*Written request*
Write out every line below that includes the word "image".

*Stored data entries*
------------------------------------------------------------------------

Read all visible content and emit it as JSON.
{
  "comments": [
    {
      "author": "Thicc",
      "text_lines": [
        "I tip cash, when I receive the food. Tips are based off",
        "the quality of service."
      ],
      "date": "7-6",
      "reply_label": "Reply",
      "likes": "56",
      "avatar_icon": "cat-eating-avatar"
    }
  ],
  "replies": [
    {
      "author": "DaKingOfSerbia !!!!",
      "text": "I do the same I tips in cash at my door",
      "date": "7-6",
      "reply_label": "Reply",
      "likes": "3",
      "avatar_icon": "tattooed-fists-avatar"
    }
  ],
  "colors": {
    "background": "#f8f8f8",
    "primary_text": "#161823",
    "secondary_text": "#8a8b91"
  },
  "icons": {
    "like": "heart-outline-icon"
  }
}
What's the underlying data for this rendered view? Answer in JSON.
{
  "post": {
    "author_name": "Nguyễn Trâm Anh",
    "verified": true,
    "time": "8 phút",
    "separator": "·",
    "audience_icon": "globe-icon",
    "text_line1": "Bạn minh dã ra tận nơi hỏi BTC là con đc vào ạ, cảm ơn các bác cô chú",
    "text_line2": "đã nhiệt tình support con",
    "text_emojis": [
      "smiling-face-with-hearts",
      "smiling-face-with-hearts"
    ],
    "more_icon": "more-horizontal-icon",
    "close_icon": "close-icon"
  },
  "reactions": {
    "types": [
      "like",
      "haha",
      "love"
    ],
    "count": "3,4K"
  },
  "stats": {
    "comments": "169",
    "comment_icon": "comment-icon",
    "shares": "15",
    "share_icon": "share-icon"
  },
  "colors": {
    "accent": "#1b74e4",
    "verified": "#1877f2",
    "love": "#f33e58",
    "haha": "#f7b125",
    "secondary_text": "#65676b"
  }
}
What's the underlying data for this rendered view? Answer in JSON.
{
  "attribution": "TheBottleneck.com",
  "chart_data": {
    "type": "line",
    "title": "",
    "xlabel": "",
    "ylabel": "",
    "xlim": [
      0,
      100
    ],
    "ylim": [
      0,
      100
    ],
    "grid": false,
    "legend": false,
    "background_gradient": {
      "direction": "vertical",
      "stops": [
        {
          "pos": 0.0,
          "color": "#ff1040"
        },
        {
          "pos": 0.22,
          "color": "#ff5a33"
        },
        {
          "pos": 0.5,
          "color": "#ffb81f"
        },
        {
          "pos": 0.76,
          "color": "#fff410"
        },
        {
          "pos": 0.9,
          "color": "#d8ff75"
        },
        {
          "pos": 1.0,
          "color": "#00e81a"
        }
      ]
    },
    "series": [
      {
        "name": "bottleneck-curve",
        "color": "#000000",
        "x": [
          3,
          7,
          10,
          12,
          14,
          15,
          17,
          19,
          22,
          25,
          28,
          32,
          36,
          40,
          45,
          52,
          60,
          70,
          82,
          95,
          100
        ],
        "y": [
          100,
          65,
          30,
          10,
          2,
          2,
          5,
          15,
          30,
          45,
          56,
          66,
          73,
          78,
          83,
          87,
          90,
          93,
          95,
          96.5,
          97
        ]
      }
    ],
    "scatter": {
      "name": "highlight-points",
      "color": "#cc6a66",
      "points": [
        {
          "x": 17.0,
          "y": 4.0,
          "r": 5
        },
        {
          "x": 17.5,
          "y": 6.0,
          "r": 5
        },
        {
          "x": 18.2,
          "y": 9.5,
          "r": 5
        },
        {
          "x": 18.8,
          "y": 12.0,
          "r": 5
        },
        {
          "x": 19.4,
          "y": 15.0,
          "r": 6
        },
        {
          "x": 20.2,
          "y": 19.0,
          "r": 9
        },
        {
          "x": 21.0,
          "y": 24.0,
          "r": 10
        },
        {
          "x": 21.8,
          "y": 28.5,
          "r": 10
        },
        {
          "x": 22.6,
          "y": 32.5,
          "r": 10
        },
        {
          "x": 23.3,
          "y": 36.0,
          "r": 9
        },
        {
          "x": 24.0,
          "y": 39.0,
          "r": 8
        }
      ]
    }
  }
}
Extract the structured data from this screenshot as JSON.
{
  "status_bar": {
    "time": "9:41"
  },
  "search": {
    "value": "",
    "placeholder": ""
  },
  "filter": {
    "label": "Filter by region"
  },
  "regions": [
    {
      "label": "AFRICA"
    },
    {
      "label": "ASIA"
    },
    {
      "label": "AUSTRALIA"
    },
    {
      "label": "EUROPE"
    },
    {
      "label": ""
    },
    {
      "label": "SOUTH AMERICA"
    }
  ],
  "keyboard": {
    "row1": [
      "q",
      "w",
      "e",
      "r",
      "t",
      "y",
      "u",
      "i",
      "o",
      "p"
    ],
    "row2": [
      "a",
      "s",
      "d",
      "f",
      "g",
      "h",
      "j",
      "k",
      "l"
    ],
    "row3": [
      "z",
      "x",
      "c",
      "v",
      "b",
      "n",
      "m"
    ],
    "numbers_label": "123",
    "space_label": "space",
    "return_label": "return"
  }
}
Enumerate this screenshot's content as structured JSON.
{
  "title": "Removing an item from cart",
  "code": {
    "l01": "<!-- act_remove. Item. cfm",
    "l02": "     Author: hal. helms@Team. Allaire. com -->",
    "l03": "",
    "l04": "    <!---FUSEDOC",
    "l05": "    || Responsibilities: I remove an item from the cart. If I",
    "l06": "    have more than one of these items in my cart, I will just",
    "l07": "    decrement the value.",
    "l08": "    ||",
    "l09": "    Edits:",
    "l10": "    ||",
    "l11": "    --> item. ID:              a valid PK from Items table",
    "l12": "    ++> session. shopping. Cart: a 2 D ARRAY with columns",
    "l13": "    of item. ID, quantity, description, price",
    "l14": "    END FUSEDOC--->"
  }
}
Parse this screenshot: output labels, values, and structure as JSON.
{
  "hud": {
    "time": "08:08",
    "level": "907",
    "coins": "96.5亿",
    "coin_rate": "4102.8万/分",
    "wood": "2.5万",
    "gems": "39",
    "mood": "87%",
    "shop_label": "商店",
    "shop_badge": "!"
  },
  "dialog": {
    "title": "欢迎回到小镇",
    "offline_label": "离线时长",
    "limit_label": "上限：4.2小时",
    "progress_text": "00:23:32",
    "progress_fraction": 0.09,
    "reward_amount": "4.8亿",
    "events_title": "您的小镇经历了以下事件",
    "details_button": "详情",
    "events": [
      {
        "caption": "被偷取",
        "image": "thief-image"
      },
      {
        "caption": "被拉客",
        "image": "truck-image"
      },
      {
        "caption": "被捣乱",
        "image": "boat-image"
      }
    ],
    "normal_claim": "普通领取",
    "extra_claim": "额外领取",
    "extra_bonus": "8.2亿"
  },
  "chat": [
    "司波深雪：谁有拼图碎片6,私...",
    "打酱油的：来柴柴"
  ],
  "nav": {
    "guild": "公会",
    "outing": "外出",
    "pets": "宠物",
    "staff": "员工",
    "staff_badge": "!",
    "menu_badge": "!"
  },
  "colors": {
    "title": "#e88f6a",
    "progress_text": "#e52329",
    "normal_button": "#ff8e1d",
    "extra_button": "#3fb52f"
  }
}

------------------------------------------------------------------------

*Answer*
        "image": "thief-image"
        "image": "truck-image"
        "image": "boat-image"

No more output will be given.